Omit every picture and write out the rest of the records exactly.

═════ DATA PROVIDED

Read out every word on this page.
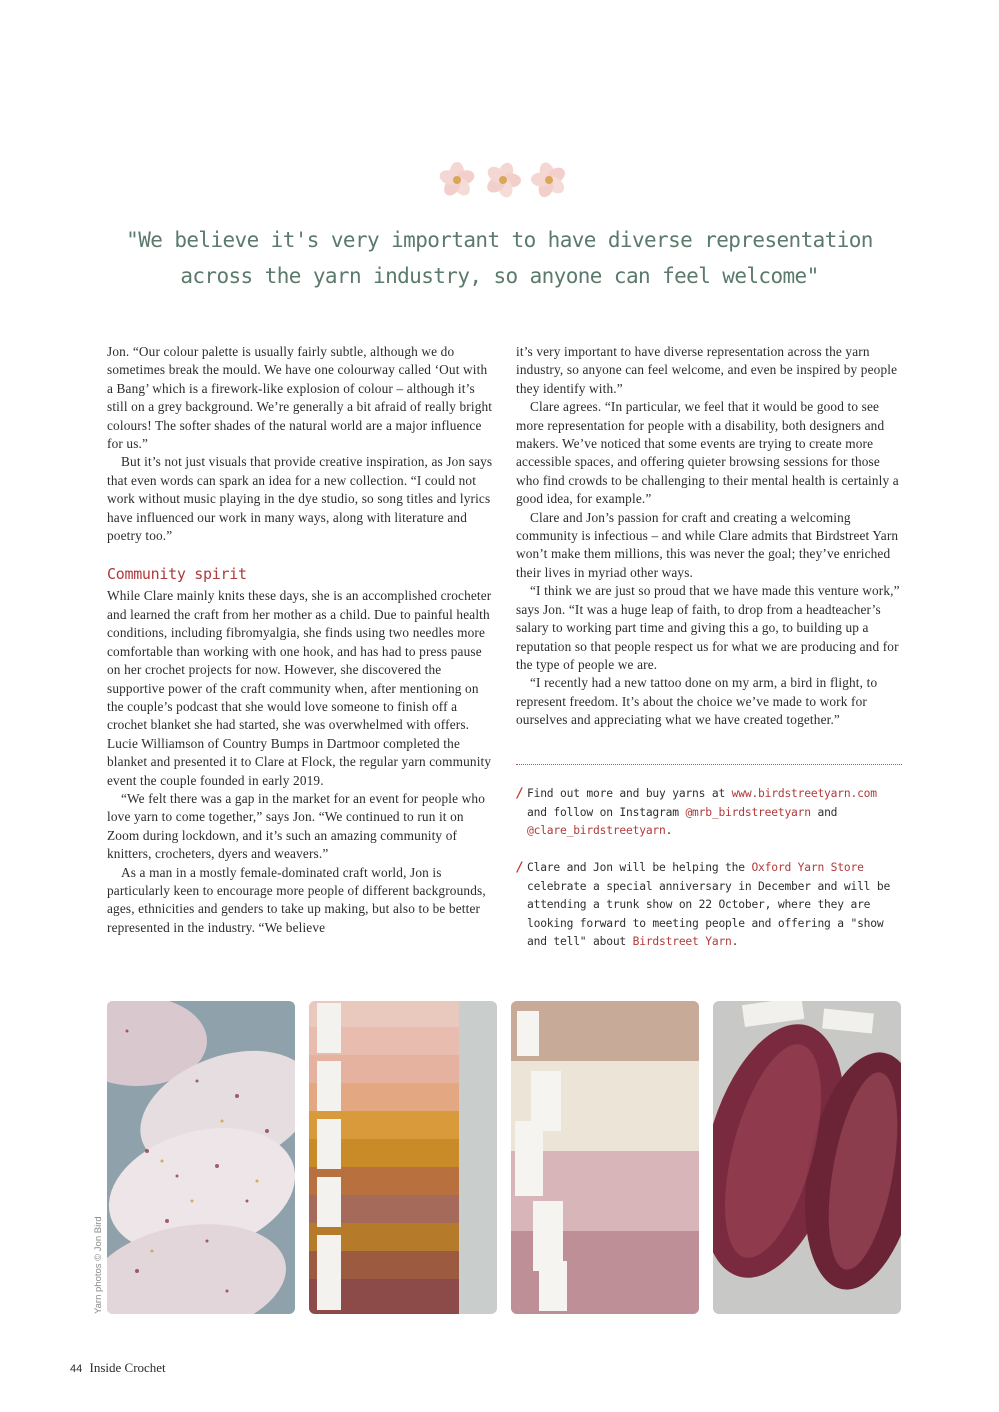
"We believe it's very important to have diverse representation
across the yarn industry, so anyone can feel welcome"

Jon. “Our colour palette is usually fairly subtle, although we do sometimes break the mould. We have one colourway called ‘Out with a Bang’ which is a firework-like explosion of colour – although it’s still on a grey background. We’re generally a bit afraid of really bright colours! The softer shades of the natural world are a major influence for us.”

But it’s not just visuals that provide creative inspiration, as Jon says that even words can spark an idea for a new collection. “I could not work without music playing in the dye studio, so song titles and lyrics have influenced our work in many ways, along with literature and poetry too.”

Community spirit

While Clare mainly knits these days, she is an accomplished crocheter and learned the craft from her mother as a child. Due to painful health conditions, including fibromyalgia, she finds using two needles more comfortable than working with one hook, and has had to press pause on her crochet projects for now. However, she discovered the supportive power of the craft community when, after mentioning on the couple’s podcast that she would love someone to finish off a crochet blanket she had started, she was overwhelmed with offers. Lucie Williamson of Country Bumps in Dartmoor completed the blanket and presented it to Clare at Flock, the regular yarn community event the couple founded in early 2019.

“We felt there was a gap in the market for an event for people who love yarn to come together,” says Jon. “We continued to run it on Zoom during lockdown, and it’s such an amazing community of knitters, crocheters, dyers and weavers.”

As a man in a mostly female-dominated craft world, Jon is particularly keen to encourage more people of different backgrounds, ages, ethnicities and genders to take up making, but also to be better represented in the industry. “We believe

it’s very important to have diverse representation across the yarn industry, so anyone can feel welcome, and even be inspired by people they identify with.”

Clare agrees. “In particular, we feel that it would be good to see more representation for people with a disability, both designers and makers. We’ve noticed that some events are trying to create more accessible spaces, and offering quieter browsing sessions for those who find crowds to be challenging to their mental health is certainly a good idea, for example.”

Clare and Jon’s passion for craft and creating a welcoming community is infectious – and while Clare admits that Birdstreet Yarn won’t make them millions, this was never the goal; they’ve enriched their lives in myriad other ways.

“I think we are just so proud that we have made this venture work,” says Jon. “It was a huge leap of faith, to drop from a headteacher’s salary to working part time and giving this a go, to building up a reputation so that people respect us for what we are producing and for the type of people we are.

“I recently had a new tattoo done on my arm, a bird in flight, to represent freedom. It’s about the choice we’ve made to work for ourselves and appreciating what we have created together.”

/ Find out more and buy yarns at www.birdstreetyarn.com and follow on Instagram @mrb_birdstreetyarn and @clare_birdstreetyarn.
/ Clare and Jon will be helping the Oxford Yarn Store celebrate a special anniversary in December and will be attending a trunk show on 22 October, where they are looking forward to meeting people and offering a "show and tell" about Birdstreet Yarn.
Yarn photos © Jon Bird
44 Inside Crochet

══════════

■ SOLUTION FOR THIS TASK
Read out every word on this page.
"We believe it's very important to have diverse representation
across the yarn industry, so anyone can feel welcome"

Jon. “Our colour palette is usually fairly subtle, although we do sometimes break the mould. We have one colourway called ‘Out with a Bang’ which is a firework-like explosion of colour – although it’s still on a grey background. We’re generally a bit afraid of really bright colours! The softer shades of the natural world are a major influence for us.”

But it’s not just visuals that provide creative inspiration, as Jon says that even words can spark an idea for a new collection. “I could not work without music playing in the dye studio, so song titles and lyrics have influenced our work in many ways, along with literature and poetry too.”

Community spirit

While Clare mainly knits these days, she is an accomplished crocheter and learned the craft from her mother as a child. Due to painful health conditions, including fibromyalgia, she finds using two needles more comfortable than working with one hook, and has had to press pause on her crochet projects for now. However, she discovered the supportive power of the craft community when, after mentioning on the couple’s podcast that she would love someone to finish off a crochet blanket she had started, she was overwhelmed with offers. Lucie Williamson of Country Bumps in Dartmoor completed the blanket and presented it to Clare at Flock, the regular yarn community event the couple founded in early 2019.

“We felt there was a gap in the market for an event for people who love yarn to come together,” says Jon. “We continued to run it on Zoom during lockdown, and it’s such an amazing community of knitters, crocheters, dyers and weavers.”

As a man in a mostly female-dominated craft world, Jon is particularly keen to encourage more people of different backgrounds, ages, ethnicities and genders to take up making, but also to be better represented in the industry. “We believe

it’s very important to have diverse representation across the yarn industry, so anyone can feel welcome, and even be inspired by people they identify with.”

Clare agrees. “In particular, we feel that it would be good to see more representation for people with a disability, both designers and makers. We’ve noticed that some events are trying to create more accessible spaces, and offering quieter browsing sessions for those who find crowds to be challenging to their mental health is certainly a good idea, for example.”

Clare and Jon’s passion for craft and creating a welcoming community is infectious – and while Clare admits that Birdstreet Yarn won’t make them millions, this was never the goal; they’ve enriched their lives in myriad other ways.

“I think we are just so proud that we have made this venture work,” says Jon. “It was a huge leap of faith, to drop from a headteacher’s salary to working part time and giving this a go, to building up a reputation so that people respect us for what we are producing and for the type of people we are.

“I recently had a new tattoo done on my arm, a bird in flight, to represent freedom. It’s about the choice we’ve made to work for ourselves and appreciating what we have created together.”

/ Find out more and buy yarns at www.birdstreetyarn.com and follow on Instagram @mrb_birdstreetyarn and @clare_birdstreetyarn.
/ Clare and Jon will be helping the Oxford Yarn Store celebrate a special anniversary in December and will be attending a trunk show on 22 October, where they are looking forward to meeting people and offering a "show and tell" about Birdstreet Yarn.
Yarn photos © Jon Bird
44 Inside Crochet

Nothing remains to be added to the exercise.